### Stored rows
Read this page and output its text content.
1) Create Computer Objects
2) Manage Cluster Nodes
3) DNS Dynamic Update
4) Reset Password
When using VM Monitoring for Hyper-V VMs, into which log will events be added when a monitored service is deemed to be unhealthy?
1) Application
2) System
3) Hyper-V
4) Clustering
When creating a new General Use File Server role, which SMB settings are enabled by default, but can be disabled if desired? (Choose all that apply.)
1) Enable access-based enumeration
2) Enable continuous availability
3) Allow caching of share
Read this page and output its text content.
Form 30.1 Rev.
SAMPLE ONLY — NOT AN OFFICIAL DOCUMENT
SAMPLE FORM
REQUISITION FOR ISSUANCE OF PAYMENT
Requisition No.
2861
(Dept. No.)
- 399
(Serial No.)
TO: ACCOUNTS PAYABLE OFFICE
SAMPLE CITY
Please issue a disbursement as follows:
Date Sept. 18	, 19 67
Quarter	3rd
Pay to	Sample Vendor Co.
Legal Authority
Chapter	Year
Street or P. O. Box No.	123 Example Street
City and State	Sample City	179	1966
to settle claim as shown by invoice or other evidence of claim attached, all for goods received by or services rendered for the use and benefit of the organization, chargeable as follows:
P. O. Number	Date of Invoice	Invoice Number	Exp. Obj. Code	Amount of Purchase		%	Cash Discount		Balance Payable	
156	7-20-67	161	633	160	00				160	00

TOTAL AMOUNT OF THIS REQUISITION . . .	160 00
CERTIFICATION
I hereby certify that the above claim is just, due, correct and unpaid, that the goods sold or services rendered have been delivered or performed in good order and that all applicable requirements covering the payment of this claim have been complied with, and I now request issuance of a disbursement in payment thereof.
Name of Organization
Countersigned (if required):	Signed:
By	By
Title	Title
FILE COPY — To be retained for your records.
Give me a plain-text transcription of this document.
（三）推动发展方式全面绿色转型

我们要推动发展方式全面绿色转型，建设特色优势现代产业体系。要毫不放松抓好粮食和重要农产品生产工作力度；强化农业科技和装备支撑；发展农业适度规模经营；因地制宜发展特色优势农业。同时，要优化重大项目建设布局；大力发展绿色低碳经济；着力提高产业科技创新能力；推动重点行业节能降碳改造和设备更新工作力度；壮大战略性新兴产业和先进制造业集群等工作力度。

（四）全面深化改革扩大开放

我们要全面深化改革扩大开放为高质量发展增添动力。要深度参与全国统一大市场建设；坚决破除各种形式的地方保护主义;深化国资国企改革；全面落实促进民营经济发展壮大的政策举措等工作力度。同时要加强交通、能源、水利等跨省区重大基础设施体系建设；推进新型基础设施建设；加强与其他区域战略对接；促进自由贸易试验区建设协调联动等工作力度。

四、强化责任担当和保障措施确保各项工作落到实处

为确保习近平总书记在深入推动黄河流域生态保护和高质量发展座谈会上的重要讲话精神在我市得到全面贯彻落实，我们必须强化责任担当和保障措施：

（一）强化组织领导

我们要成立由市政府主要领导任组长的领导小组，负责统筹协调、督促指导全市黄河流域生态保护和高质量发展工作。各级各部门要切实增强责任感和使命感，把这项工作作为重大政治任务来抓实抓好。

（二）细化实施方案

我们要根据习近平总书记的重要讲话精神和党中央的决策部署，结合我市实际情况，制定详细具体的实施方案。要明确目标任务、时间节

### Exercise
Each record above should be output again exactly.

### Correct result
Read this page and output its text content.
1) Create Computer Objects
2) Manage Cluster Nodes
3) DNS Dynamic Update
4) Reset Password
When using VM Monitoring for Hyper-V VMs, into which log will events be added when a monitored service is deemed to be unhealthy?
1) Application
2) System
3) Hyper-V
4) Clustering
When creating a new General Use File Server role, which SMB settings are enabled by default, but can be disabled if desired? (Choose all that apply.)
1) Enable access-based enumeration
2) Enable continuous availability
3) Allow caching of share
Read this page and output its text content.
Form 30.1 Rev.
SAMPLE ONLY — NOT AN OFFICIAL DOCUMENT
SAMPLE FORM
REQUISITION FOR ISSUANCE OF PAYMENT
Requisition No.
2861
(Dept. No.)
- 399
(Serial No.)
TO: ACCOUNTS PAYABLE OFFICE
SAMPLE CITY
Please issue a disbursement as follows:
Date Sept. 18	, 19 67
Quarter	3rd
Pay to	Sample Vendor Co.
Legal Authority
Chapter	Year
Street or P. O. Box No.	123 Example Street
City and State	Sample City	179	1966
to settle claim as shown by invoice or other evidence of claim attached, all for goods received by or services rendered for the use and benefit of the organization, chargeable as follows:
P. O. Number	Date of Invoice	Invoice Number	Exp. Obj. Code	Amount of Purchase		%	Cash Discount		Balance Payable	
156	7-20-67	161	633	160	00				160	00

TOTAL AMOUNT OF THIS REQUISITION . . .	160 00
CERTIFICATION
I hereby certify that the above claim is just, due, correct and unpaid, that the goods sold or services rendered have been delivered or performed in good order and that all applicable requirements covering the payment of this claim have been complied with, and I now request issuance of a disbursement in payment thereof.
Name of Organization
Countersigned (if required):	Signed:
By	By
Title	Title
FILE COPY — To be retained for your records.
Give me a plain-text transcription of this document.
（三）推动发展方式全面绿色转型

我们要推动发展方式全面绿色转型，建设特色优势现代产业体系。要毫不放松抓好粮食和重要农产品生产工作力度；强化农业科技和装备支撑；发展农业适度规模经营；因地制宜发展特色优势农业。同时，要优化重大项目建设布局；大力发展绿色低碳经济；着力提高产业科技创新能力；推动重点行业节能降碳改造和设备更新工作力度；壮大战略性新兴产业和先进制造业集群等工作力度。

（四）全面深化改革扩大开放

我们要全面深化改革扩大开放为高质量发展增添动力。要深度参与全国统一大市场建设；坚决破除各种形式的地方保护主义;深化国资国企改革；全面落实促进民营经济发展壮大的政策举措等工作力度。同时要加强交通、能源、水利等跨省区重大基础设施体系建设；推进新型基础设施建设；加强与其他区域战略对接；促进自由贸易试验区建设协调联动等工作力度。

四、强化责任担当和保障措施确保各项工作落到实处

为确保习近平总书记在深入推动黄河流域生态保护和高质量发展座谈会上的重要讲话精神在我市得到全面贯彻落实，我们必须强化责任担当和保障措施：

（一）强化组织领导

我们要成立由市政府主要领导任组长的领导小组，负责统筹协调、督促指导全市黄河流域生态保护和高质量发展工作。各级各部门要切实增强责任感和使命感，把这项工作作为重大政治任务来抓实抓好。

（二）细化实施方案

我们要根据习近平总书记的重要讲话精神和党中央的决策部署，结合我市实际情况，制定详细具体的实施方案。要明确目标任务、时间节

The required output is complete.